● YOUR INSTRUCTIONS: Count lines with "Plane" in them. Report only the total.

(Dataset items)

━━━

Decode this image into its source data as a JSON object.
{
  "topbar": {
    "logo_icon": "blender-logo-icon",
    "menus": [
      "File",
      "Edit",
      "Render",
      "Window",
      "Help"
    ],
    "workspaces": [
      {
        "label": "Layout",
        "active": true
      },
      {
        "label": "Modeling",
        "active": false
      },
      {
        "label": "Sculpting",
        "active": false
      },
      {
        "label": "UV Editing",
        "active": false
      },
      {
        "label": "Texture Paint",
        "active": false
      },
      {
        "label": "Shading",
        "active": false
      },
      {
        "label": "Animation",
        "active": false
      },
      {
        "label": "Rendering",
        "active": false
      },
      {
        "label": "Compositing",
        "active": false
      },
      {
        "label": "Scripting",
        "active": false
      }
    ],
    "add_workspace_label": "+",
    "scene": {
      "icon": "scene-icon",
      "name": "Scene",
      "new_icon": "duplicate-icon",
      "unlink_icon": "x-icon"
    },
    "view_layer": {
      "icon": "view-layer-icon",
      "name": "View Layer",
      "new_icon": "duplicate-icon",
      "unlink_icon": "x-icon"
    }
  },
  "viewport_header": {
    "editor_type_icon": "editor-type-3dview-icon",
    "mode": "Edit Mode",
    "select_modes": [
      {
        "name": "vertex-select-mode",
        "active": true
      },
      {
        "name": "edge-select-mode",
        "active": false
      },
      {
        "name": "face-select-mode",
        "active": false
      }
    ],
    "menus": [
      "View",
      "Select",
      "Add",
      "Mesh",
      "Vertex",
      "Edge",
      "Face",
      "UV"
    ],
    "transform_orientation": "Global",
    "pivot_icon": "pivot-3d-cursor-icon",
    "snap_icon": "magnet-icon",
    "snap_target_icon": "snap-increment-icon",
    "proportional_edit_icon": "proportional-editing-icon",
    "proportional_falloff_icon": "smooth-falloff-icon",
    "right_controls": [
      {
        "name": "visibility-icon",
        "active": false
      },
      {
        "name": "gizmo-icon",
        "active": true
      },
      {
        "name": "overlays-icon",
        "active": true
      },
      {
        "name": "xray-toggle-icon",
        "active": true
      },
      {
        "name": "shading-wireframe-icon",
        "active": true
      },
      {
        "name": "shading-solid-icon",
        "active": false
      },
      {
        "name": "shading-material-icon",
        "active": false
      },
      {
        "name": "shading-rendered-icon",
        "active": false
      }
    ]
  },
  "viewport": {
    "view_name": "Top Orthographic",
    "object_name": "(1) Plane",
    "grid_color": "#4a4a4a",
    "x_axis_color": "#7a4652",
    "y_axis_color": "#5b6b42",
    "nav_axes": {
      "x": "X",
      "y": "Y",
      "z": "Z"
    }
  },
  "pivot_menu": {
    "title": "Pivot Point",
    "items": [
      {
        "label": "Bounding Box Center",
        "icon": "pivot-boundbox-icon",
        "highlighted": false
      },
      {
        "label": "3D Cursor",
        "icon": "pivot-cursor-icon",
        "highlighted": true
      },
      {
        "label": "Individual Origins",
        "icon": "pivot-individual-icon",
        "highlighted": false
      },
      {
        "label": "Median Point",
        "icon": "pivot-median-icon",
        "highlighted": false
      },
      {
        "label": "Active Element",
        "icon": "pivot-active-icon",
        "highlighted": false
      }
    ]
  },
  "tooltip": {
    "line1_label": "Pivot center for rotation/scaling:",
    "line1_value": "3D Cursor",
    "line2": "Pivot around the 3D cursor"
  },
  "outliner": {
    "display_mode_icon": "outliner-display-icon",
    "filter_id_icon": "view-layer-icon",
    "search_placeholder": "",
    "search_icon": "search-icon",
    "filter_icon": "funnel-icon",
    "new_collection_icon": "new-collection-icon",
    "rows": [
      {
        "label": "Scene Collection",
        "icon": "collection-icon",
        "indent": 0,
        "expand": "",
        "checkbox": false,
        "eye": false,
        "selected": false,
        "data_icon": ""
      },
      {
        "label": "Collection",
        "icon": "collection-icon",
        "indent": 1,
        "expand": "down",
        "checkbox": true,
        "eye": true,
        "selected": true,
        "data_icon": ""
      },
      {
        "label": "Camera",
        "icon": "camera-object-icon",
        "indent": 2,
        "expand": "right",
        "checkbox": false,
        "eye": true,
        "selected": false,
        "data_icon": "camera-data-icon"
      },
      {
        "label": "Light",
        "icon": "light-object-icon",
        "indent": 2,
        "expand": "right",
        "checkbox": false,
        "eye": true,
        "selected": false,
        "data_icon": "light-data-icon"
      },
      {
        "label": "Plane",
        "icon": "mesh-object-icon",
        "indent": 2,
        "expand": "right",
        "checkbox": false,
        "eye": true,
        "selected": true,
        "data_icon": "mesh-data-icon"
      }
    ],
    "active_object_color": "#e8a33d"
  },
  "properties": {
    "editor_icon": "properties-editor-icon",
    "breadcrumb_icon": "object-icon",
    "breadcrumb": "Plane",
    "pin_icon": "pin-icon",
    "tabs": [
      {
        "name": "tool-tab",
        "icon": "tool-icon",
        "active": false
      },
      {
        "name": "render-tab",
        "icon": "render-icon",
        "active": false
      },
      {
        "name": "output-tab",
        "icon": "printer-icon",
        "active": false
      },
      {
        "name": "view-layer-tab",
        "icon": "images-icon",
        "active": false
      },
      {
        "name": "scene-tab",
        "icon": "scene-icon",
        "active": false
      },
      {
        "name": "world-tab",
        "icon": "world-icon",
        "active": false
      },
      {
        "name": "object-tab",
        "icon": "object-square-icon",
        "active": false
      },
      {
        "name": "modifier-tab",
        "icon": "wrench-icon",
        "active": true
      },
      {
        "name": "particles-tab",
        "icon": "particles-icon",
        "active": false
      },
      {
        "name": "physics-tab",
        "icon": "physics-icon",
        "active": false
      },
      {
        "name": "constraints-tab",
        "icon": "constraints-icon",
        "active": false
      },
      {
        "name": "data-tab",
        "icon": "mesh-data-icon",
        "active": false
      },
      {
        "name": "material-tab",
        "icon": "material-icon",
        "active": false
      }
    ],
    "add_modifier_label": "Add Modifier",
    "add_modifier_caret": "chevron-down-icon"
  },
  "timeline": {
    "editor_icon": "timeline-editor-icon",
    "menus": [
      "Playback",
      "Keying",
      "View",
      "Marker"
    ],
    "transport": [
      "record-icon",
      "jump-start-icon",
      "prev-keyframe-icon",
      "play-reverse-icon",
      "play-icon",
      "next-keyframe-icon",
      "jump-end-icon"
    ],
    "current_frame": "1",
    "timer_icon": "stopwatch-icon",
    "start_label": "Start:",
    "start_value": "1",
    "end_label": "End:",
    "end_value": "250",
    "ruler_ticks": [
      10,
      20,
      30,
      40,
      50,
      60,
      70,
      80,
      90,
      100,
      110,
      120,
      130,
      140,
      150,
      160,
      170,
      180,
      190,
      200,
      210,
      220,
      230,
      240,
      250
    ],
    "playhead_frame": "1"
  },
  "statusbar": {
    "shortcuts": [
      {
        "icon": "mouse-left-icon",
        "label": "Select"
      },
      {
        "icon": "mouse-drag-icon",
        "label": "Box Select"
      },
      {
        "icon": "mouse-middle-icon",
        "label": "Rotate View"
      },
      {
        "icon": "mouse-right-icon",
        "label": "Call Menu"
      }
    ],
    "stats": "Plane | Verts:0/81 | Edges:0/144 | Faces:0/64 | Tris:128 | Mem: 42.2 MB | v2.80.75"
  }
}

━━━

● SOLVED PROBLEM: 4